Records contained in a dataset:
====
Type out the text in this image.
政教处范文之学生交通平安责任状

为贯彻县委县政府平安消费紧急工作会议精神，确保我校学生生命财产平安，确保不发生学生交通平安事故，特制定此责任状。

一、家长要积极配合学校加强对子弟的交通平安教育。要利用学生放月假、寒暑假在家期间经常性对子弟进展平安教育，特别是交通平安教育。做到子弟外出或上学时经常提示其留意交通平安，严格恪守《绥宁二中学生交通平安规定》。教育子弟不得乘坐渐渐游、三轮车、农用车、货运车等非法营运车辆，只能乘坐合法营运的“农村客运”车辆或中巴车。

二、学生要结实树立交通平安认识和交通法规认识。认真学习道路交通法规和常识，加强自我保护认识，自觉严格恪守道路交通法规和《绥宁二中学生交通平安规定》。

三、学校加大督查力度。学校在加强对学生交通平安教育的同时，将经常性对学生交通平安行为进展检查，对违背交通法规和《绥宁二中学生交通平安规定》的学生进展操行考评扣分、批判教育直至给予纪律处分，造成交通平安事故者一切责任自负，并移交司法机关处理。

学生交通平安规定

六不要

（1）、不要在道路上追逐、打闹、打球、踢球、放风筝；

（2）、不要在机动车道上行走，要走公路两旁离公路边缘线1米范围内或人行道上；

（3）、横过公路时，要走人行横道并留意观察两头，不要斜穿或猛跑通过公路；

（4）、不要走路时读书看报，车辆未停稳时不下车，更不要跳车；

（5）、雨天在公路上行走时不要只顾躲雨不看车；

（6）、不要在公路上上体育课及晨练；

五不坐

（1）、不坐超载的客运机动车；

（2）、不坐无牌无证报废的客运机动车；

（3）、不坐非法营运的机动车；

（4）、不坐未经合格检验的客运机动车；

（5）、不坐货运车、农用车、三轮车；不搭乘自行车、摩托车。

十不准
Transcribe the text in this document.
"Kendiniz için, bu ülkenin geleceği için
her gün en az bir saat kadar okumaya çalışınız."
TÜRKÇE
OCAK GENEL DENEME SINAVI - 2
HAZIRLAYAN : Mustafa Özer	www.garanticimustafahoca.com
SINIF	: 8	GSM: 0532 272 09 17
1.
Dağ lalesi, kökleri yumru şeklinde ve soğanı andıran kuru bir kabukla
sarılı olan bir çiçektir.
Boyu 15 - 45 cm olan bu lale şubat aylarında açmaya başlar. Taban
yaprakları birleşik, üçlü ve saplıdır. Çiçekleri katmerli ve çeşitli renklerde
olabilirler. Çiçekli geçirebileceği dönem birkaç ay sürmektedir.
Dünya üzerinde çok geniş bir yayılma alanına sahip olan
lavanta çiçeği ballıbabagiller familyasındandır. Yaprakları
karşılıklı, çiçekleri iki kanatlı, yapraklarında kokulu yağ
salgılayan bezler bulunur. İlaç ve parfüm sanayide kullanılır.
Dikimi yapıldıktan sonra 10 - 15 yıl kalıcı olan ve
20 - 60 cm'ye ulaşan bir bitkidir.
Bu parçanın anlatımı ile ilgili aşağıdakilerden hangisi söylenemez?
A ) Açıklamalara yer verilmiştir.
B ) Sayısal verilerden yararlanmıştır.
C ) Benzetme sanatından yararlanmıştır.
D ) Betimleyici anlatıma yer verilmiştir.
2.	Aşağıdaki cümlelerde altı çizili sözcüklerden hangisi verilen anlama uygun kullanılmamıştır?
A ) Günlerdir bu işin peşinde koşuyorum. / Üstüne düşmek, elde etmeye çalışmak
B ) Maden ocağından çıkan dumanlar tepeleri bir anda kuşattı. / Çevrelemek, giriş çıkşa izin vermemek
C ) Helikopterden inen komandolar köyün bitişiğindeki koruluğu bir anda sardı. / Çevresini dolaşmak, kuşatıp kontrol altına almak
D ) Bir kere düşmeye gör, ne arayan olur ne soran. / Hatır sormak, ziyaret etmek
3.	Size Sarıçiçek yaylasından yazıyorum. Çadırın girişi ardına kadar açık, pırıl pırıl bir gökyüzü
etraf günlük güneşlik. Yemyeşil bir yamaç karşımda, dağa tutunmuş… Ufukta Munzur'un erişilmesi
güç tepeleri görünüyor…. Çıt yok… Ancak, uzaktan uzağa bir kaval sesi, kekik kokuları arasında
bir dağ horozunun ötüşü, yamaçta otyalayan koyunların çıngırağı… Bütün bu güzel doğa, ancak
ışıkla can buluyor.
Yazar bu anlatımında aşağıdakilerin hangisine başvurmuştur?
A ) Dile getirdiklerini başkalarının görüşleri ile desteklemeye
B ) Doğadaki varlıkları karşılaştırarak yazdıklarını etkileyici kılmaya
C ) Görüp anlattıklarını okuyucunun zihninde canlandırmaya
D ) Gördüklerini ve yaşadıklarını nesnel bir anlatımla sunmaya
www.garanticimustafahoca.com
====
**TASK DETAILS:** Exact output of every entry is required.

**PROBLEM SOLUTION:**
Type out the text in this image.
政教处范文之学生交通平安责任状

为贯彻县委县政府平安消费紧急工作会议精神，确保我校学生生命财产平安，确保不发生学生交通平安事故，特制定此责任状。

一、家长要积极配合学校加强对子弟的交通平安教育。要利用学生放月假、寒暑假在家期间经常性对子弟进展平安教育，特别是交通平安教育。做到子弟外出或上学时经常提示其留意交通平安，严格恪守《绥宁二中学生交通平安规定》。教育子弟不得乘坐渐渐游、三轮车、农用车、货运车等非法营运车辆，只能乘坐合法营运的“农村客运”车辆或中巴车。

二、学生要结实树立交通平安认识和交通法规认识。认真学习道路交通法规和常识，加强自我保护认识，自觉严格恪守道路交通法规和《绥宁二中学生交通平安规定》。

三、学校加大督查力度。学校在加强对学生交通平安教育的同时，将经常性对学生交通平安行为进展检查，对违背交通法规和《绥宁二中学生交通平安规定》的学生进展操行考评扣分、批判教育直至给予纪律处分，造成交通平安事故者一切责任自负，并移交司法机关处理。

学生交通平安规定

六不要

（1）、不要在道路上追逐、打闹、打球、踢球、放风筝；

（2）、不要在机动车道上行走，要走公路两旁离公路边缘线1米范围内或人行道上；

（3）、横过公路时，要走人行横道并留意观察两头，不要斜穿或猛跑通过公路；

（4）、不要走路时读书看报，车辆未停稳时不下车，更不要跳车；

（5）、雨天在公路上行走时不要只顾躲雨不看车；

（6）、不要在公路上上体育课及晨练；

五不坐

（1）、不坐超载的客运机动车；

（2）、不坐无牌无证报废的客运机动车；

（3）、不坐非法营运的机动车；

（4）、不坐未经合格检验的客运机动车；

（5）、不坐货运车、农用车、三轮车；不搭乘自行车、摩托车。

十不准
Transcribe the text in this document.
"Kendiniz için, bu ülkenin geleceği için
her gün en az bir saat kadar okumaya çalışınız."
TÜRKÇE
OCAK GENEL DENEME SINAVI - 2
HAZIRLAYAN : Mustafa Özer	www.garanticimustafahoca.com
SINIF	: 8	GSM: 0532 272 09 17
1.
Dağ lalesi, kökleri yumru şeklinde ve soğanı andıran kuru bir kabukla
sarılı olan bir çiçektir.
Boyu 15 - 45 cm olan bu lale şubat aylarında açmaya başlar. Taban
yaprakları birleşik, üçlü ve saplıdır. Çiçekleri katmerli ve çeşitli renklerde
olabilirler. Çiçekli geçirebileceği dönem birkaç ay sürmektedir.
Dünya üzerinde çok geniş bir yayılma alanına sahip olan
lavanta çiçeği ballıbabagiller familyasındandır. Yaprakları
karşılıklı, çiçekleri iki kanatlı, yapraklarında kokulu yağ
salgılayan bezler bulunur. İlaç ve parfüm sanayide kullanılır.
Dikimi yapıldıktan sonra 10 - 15 yıl kalıcı olan ve
20 - 60 cm'ye ulaşan bir bitkidir.
Bu parçanın anlatımı ile ilgili aşağıdakilerden hangisi söylenemez?
A ) Açıklamalara yer verilmiştir.
B ) Sayısal verilerden yararlanmıştır.
C ) Benzetme sanatından yararlanmıştır.
D ) Betimleyici anlatıma yer verilmiştir.
2.	Aşağıdaki cümlelerde altı çizili sözcüklerden hangisi verilen anlama uygun kullanılmamıştır?
A ) Günlerdir bu işin peşinde koşuyorum. / Üstüne düşmek, elde etmeye çalışmak
B ) Maden ocağından çıkan dumanlar tepeleri bir anda kuşattı. / Çevrelemek, giriş çıkşa izin vermemek
C ) Helikopterden inen komandolar köyün bitişiğindeki koruluğu bir anda sardı. / Çevresini dolaşmak, kuşatıp kontrol altına almak
D ) Bir kere düşmeye gör, ne arayan olur ne soran. / Hatır sormak, ziyaret etmek
3.	Size Sarıçiçek yaylasından yazıyorum. Çadırın girişi ardına kadar açık, pırıl pırıl bir gökyüzü
etraf günlük güneşlik. Yemyeşil bir yamaç karşımda, dağa tutunmuş… Ufukta Munzur'un erişilmesi
güç tepeleri görünüyor…. Çıt yok… Ancak, uzaktan uzağa bir kaval sesi, kekik kokuları arasında
bir dağ horozunun ötüşü, yamaçta otyalayan koyunların çıngırağı… Bütün bu güzel doğa, ancak
ışıkla can buluyor.
Yazar bu anlatımında aşağıdakilerin hangisine başvurmuştur?
A ) Dile getirdiklerini başkalarının görüşleri ile desteklemeye
B ) Doğadaki varlıkları karşılaştırarak yazdıklarını etkileyici kılmaya
C ) Görüp anlattıklarını okuyucunun zihninde canlandırmaya
D ) Gördüklerini ve yaşadıklarını nesnel bir anlatımla sunmaya
www.garanticimustafahoca.com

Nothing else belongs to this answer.